## Instruction
Look through the data and write out every line with the word "left" in it.

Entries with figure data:
++++++++++

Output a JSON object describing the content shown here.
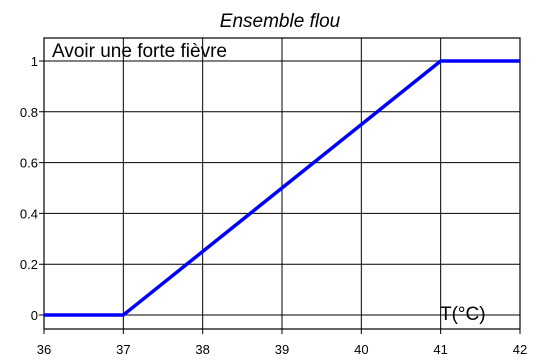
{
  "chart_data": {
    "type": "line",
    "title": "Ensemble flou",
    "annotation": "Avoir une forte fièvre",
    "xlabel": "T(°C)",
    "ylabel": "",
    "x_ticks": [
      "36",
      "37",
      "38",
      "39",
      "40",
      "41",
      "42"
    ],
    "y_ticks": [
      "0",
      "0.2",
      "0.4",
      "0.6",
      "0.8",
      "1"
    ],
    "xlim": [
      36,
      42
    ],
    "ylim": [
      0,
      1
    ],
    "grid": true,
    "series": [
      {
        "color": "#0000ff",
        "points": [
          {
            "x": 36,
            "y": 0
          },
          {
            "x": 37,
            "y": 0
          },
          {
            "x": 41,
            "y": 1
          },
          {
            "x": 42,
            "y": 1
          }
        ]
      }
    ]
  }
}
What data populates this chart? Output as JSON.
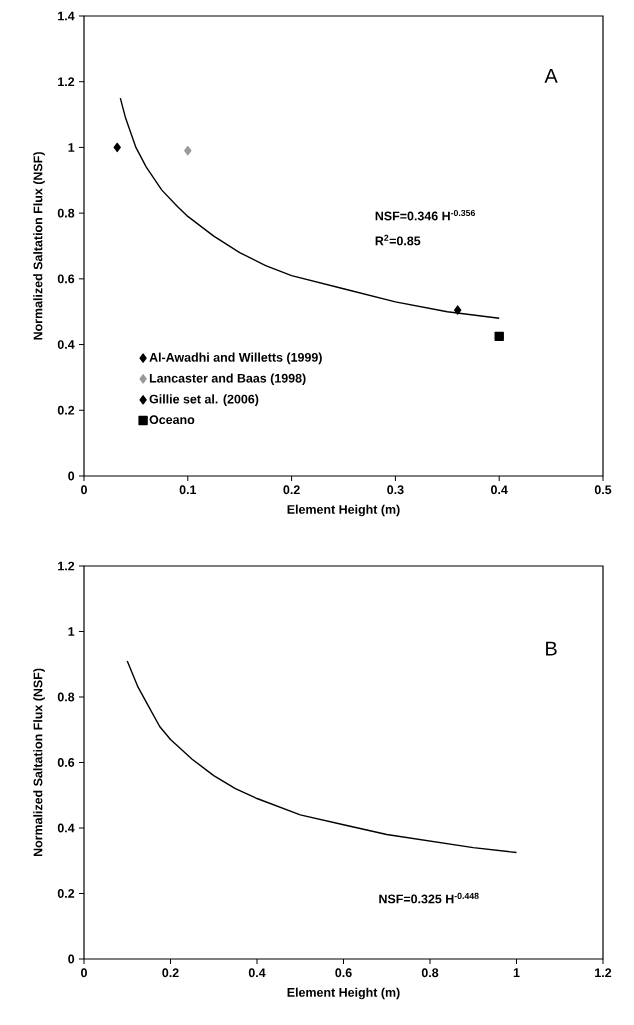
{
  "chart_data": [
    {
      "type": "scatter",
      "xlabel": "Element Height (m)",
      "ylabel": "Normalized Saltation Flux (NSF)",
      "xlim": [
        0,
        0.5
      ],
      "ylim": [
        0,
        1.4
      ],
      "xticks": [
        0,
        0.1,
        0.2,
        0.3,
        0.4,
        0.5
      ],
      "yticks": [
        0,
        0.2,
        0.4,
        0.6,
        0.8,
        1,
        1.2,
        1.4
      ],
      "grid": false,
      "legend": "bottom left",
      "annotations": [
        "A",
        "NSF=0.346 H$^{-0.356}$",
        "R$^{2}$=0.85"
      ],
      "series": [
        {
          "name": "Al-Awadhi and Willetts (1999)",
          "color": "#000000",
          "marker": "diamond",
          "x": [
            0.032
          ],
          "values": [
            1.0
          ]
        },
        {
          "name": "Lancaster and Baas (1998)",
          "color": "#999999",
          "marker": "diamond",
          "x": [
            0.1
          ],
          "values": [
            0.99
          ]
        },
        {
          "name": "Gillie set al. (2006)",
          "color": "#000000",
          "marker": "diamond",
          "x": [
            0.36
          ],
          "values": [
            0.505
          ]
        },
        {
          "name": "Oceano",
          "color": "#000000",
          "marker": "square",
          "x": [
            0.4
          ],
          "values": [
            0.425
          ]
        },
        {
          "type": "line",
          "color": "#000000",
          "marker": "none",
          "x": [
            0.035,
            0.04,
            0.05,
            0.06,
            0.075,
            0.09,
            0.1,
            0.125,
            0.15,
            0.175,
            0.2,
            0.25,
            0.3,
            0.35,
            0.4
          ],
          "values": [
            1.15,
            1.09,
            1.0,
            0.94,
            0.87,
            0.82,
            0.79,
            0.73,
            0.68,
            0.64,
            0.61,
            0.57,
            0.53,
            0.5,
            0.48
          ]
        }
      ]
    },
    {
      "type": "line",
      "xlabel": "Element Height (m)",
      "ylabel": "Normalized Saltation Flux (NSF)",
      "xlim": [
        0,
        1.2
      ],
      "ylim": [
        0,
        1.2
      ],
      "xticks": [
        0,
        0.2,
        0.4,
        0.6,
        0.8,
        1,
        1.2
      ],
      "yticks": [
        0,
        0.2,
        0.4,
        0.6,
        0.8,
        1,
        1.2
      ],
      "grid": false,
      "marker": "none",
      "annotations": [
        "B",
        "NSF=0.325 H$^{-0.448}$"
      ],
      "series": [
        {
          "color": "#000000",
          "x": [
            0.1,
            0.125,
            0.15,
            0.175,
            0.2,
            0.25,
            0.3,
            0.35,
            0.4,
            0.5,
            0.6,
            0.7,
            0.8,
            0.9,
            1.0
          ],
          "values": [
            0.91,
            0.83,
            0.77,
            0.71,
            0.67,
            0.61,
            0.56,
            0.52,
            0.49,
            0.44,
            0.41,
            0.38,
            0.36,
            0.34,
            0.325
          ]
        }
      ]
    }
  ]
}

++++++++++

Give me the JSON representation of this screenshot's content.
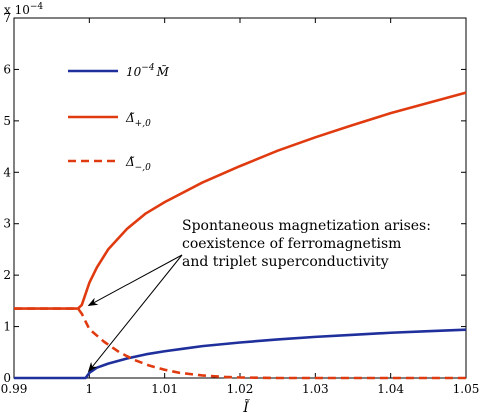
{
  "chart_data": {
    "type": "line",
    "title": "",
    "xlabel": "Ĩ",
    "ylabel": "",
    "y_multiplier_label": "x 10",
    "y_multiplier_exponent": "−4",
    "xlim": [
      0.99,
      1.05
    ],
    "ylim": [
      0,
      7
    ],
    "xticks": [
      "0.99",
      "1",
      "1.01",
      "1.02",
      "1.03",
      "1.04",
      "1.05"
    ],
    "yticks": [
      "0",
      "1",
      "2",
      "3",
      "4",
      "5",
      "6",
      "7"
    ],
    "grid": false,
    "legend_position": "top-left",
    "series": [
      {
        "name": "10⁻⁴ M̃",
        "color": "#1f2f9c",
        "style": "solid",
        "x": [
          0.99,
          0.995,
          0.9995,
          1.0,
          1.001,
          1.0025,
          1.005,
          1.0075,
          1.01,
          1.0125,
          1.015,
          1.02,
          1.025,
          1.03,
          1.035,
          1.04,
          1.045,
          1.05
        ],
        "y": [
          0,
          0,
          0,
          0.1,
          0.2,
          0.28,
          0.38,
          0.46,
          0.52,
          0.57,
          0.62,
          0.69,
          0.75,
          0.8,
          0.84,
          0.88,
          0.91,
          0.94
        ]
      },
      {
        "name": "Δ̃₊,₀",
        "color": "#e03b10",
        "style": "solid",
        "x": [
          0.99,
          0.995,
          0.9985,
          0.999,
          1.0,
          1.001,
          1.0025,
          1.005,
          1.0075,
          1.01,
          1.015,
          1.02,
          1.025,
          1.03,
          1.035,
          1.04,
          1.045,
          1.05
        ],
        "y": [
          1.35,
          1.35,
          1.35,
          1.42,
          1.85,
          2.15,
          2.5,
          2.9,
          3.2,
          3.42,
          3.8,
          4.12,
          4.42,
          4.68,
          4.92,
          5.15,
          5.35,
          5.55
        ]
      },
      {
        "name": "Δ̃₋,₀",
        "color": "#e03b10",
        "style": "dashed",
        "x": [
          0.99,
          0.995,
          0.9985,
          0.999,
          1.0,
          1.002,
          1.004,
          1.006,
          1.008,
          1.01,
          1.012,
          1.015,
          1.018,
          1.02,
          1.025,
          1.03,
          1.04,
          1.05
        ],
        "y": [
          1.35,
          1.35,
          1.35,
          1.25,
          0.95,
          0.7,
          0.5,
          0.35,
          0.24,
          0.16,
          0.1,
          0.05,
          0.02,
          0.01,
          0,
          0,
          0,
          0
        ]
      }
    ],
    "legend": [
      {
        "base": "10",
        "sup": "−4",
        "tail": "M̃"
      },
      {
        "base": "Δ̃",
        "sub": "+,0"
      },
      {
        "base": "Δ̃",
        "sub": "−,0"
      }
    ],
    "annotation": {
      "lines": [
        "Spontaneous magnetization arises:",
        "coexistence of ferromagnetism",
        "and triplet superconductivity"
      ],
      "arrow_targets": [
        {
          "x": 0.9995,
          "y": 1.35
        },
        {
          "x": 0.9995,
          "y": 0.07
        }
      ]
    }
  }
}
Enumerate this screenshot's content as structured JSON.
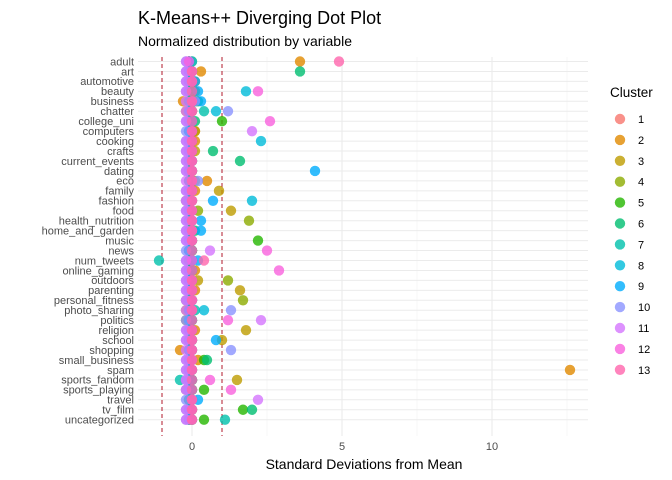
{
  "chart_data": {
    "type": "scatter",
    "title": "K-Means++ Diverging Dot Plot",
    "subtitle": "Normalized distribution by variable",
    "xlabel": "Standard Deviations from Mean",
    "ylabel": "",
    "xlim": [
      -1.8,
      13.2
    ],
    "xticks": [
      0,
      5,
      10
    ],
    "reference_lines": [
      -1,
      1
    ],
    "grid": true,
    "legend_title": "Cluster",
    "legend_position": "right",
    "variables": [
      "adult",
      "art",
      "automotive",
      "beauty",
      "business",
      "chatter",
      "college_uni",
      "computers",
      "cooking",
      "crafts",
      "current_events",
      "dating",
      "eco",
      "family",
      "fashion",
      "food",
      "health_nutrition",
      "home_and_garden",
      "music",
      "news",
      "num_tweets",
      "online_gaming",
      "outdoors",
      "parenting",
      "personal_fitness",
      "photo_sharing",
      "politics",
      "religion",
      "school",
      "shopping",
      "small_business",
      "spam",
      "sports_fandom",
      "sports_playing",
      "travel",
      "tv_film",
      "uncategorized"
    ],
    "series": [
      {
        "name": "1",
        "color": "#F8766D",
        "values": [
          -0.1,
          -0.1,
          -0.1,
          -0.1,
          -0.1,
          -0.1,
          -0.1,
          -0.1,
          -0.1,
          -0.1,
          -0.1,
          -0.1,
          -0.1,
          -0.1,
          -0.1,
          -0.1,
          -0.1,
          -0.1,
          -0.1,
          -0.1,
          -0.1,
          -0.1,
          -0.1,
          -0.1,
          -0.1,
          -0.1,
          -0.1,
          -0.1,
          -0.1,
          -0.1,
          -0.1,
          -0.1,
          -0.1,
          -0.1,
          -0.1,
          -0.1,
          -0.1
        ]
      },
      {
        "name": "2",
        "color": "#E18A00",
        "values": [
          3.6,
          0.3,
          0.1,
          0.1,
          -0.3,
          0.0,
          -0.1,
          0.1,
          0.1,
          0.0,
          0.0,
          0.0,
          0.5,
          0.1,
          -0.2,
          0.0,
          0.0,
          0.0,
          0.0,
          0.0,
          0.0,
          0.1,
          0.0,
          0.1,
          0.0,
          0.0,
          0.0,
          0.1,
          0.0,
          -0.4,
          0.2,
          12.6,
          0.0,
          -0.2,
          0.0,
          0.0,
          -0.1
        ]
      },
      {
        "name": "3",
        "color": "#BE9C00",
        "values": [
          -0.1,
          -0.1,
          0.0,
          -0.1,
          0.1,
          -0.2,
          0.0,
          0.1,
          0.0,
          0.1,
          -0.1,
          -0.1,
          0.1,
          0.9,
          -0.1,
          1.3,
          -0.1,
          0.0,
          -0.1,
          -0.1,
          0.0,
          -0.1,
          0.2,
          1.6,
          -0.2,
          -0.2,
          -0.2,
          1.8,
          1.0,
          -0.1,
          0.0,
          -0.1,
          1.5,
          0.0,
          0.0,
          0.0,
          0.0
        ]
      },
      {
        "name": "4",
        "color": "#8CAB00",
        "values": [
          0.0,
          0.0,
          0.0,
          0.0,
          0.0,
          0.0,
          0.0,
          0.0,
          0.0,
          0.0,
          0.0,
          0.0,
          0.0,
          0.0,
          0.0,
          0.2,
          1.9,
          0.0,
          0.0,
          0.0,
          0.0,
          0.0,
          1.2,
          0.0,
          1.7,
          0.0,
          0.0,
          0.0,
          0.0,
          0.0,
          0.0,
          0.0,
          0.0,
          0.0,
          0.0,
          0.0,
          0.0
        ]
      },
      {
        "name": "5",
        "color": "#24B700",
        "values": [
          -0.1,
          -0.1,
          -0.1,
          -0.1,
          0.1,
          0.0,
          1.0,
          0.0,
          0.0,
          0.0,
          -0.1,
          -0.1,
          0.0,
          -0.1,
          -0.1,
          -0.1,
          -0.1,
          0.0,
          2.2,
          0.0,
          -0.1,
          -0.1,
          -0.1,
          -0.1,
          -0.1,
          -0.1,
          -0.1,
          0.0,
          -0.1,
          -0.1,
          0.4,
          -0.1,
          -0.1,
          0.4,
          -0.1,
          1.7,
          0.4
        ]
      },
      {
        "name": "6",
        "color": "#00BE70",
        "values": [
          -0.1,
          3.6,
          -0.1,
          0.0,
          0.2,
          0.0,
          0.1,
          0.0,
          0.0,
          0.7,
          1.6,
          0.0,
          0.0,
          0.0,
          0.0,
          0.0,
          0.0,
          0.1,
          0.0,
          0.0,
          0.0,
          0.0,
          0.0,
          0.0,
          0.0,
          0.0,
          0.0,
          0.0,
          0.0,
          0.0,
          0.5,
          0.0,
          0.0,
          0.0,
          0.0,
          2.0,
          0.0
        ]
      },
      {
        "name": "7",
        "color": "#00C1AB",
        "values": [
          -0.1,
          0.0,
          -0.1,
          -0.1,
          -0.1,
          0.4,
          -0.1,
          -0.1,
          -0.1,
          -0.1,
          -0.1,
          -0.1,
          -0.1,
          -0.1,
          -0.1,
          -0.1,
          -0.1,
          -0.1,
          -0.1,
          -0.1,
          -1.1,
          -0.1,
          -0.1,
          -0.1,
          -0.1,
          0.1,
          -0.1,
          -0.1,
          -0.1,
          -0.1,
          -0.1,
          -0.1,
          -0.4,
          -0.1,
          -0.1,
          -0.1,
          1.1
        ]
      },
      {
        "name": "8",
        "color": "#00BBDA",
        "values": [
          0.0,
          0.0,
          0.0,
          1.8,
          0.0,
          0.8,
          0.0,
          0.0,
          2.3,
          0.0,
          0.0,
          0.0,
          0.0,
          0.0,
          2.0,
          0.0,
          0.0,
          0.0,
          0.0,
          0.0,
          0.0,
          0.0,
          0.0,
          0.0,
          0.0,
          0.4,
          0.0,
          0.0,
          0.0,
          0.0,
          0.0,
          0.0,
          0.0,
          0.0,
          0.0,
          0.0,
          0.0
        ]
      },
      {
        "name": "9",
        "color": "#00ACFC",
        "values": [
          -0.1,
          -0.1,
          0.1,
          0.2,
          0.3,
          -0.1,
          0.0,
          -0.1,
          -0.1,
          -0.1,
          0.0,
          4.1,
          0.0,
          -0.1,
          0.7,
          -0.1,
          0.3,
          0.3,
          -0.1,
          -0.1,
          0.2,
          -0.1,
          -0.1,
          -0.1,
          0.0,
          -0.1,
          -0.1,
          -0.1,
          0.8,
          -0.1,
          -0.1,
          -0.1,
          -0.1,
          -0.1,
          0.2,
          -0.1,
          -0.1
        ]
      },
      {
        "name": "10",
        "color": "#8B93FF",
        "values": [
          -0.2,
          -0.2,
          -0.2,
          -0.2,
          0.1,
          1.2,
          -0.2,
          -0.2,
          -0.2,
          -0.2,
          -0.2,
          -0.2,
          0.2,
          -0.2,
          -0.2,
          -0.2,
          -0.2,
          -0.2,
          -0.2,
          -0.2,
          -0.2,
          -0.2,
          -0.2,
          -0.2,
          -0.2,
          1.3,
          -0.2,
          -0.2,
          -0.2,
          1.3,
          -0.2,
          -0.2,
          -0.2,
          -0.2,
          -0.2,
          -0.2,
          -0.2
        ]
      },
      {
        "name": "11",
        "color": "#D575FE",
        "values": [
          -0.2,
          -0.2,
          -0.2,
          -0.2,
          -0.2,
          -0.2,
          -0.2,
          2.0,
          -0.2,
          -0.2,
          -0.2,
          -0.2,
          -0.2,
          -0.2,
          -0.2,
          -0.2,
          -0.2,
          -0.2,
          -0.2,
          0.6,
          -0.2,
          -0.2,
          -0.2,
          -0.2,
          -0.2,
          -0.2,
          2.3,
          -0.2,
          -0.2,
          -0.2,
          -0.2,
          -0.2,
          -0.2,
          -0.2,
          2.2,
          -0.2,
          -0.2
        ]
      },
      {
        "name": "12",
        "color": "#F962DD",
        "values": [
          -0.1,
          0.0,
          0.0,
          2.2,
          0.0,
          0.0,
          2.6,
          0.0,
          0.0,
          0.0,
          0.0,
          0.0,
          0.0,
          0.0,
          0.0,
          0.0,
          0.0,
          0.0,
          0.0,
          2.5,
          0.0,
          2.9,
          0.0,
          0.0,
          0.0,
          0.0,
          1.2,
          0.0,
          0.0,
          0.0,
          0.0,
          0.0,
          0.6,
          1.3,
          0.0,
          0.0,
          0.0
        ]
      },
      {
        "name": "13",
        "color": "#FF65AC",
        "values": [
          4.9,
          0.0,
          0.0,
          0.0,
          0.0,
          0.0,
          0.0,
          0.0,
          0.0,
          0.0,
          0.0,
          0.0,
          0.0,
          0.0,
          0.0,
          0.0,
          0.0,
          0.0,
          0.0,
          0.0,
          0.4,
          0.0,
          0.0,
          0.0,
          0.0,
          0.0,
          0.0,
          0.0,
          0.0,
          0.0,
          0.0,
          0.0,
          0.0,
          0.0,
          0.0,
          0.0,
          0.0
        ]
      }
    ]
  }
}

++++++++++

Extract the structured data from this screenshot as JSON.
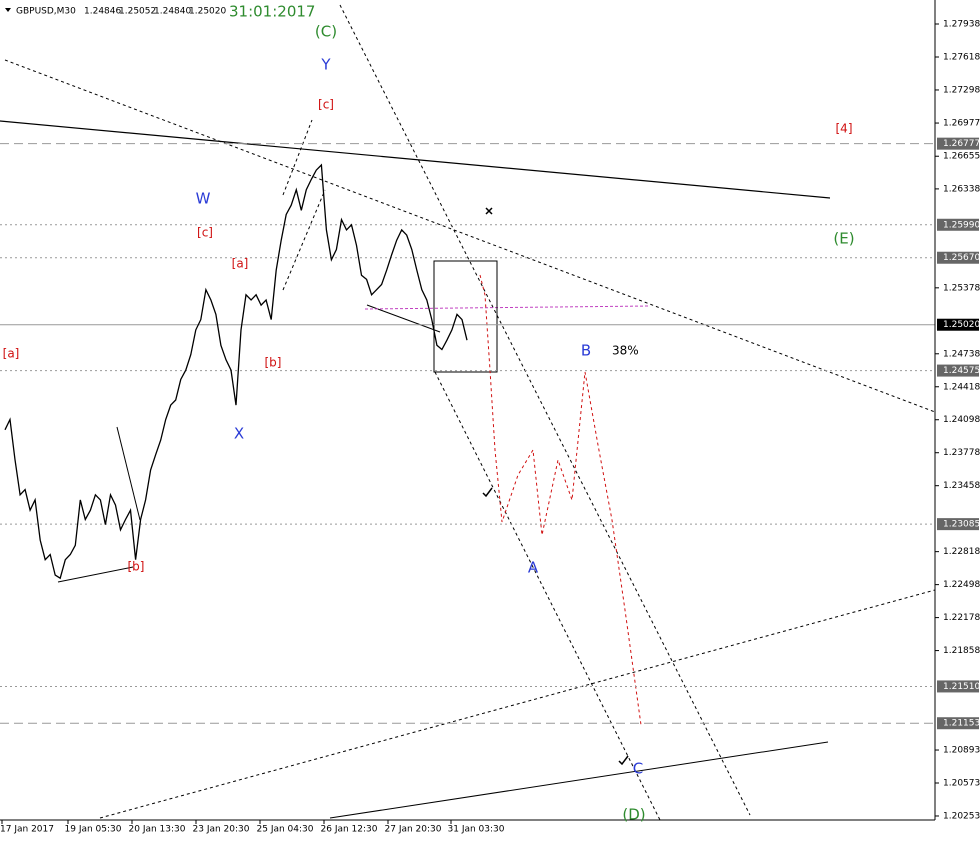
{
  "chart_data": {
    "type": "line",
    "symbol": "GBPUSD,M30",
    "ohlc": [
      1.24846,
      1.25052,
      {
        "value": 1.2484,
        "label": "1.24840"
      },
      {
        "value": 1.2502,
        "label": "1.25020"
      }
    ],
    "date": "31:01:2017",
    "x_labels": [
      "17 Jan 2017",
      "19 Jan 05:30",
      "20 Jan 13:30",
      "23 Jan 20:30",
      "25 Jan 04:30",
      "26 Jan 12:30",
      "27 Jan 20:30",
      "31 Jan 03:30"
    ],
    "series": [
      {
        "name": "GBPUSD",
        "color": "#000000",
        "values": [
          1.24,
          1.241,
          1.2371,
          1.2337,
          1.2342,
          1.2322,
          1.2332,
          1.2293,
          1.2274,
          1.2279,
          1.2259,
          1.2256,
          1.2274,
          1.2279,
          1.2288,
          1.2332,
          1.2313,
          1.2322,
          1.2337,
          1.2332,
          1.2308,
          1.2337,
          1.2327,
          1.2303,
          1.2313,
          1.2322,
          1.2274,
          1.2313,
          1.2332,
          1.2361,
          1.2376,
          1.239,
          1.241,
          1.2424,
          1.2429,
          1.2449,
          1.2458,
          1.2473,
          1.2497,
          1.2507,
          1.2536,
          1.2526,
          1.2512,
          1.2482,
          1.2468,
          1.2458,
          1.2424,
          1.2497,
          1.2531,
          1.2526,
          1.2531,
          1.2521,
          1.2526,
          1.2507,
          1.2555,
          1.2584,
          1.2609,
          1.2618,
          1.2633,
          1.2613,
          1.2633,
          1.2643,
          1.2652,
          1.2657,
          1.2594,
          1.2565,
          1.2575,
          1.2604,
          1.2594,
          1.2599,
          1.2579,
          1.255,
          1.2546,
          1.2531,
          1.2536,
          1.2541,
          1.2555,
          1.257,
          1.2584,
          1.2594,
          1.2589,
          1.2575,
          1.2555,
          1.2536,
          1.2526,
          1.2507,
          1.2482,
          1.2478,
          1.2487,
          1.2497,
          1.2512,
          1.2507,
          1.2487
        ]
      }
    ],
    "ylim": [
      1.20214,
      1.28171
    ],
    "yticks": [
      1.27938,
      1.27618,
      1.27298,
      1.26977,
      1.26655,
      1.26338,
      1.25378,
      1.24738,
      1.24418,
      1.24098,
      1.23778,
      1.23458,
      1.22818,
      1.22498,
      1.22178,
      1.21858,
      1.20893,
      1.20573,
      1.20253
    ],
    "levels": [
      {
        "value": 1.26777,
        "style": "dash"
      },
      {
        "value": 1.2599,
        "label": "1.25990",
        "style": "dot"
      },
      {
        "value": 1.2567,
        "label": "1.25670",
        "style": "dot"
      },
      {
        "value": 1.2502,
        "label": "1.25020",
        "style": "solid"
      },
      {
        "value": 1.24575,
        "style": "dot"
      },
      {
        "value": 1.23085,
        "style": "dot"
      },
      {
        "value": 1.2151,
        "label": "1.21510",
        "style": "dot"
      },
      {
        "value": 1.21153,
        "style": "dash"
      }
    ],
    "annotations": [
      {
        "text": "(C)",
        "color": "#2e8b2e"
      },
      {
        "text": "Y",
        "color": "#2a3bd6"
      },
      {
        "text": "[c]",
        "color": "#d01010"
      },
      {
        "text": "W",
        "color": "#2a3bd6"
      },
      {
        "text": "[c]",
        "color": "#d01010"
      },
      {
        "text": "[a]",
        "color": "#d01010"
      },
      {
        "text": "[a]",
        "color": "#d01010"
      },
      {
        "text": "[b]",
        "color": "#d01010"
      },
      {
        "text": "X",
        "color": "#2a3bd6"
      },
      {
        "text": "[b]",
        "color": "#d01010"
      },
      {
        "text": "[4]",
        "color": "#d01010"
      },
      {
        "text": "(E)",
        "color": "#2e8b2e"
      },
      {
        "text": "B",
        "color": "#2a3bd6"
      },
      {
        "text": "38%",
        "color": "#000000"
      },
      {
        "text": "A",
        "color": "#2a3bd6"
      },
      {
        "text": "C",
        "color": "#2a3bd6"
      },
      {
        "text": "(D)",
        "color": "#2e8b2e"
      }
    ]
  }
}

++++++++++

## The output
      "legend": "bottom left",
    "legend_position": "top-left",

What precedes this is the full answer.